* Aim of the exercise: Filter the records below and copy every line containing the word "title".

--------------------------------

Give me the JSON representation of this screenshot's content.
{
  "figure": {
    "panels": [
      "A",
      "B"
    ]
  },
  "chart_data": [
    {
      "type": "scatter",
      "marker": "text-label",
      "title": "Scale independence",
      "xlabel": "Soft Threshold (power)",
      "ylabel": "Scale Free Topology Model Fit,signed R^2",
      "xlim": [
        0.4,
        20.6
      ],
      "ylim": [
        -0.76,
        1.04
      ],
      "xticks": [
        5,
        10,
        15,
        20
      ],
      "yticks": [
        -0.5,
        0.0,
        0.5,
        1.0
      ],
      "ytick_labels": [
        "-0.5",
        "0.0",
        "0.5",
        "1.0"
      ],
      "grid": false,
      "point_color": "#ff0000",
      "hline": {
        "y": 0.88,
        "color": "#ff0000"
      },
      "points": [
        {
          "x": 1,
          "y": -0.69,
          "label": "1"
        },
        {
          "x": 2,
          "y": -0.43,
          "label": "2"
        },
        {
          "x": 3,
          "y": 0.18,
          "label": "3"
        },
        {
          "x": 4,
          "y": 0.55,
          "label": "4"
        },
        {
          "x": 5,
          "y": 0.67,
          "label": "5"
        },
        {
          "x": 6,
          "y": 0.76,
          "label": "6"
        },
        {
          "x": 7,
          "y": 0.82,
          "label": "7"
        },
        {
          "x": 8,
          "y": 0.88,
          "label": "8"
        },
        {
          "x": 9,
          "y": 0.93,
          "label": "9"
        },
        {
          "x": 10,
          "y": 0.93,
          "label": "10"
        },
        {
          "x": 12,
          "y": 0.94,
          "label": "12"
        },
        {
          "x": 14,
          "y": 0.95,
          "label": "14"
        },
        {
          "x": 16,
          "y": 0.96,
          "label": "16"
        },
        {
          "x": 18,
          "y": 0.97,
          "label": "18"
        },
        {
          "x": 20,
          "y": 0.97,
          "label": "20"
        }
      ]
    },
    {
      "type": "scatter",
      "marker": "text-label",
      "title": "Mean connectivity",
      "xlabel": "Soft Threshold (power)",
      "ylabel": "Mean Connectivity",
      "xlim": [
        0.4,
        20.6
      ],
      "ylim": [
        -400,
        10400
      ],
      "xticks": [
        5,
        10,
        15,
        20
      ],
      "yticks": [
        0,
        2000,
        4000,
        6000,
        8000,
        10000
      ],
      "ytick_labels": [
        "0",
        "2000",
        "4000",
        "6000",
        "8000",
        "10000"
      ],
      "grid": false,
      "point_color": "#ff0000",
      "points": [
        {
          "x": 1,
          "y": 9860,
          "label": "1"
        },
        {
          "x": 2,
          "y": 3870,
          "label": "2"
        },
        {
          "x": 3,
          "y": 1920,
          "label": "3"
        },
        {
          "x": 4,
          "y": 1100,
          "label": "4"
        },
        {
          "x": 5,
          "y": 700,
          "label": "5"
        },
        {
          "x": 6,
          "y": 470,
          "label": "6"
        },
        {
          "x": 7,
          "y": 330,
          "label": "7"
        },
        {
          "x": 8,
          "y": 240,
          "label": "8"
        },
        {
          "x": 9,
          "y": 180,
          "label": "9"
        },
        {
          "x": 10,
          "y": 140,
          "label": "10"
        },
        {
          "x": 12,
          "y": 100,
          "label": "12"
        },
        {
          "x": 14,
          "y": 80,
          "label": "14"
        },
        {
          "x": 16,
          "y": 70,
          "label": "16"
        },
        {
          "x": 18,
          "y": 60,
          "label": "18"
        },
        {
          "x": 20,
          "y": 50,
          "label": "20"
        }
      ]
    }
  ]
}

--------------------------------

* Worked answer:
      "title": "Scale independence",
      "title": "Mean connectivity",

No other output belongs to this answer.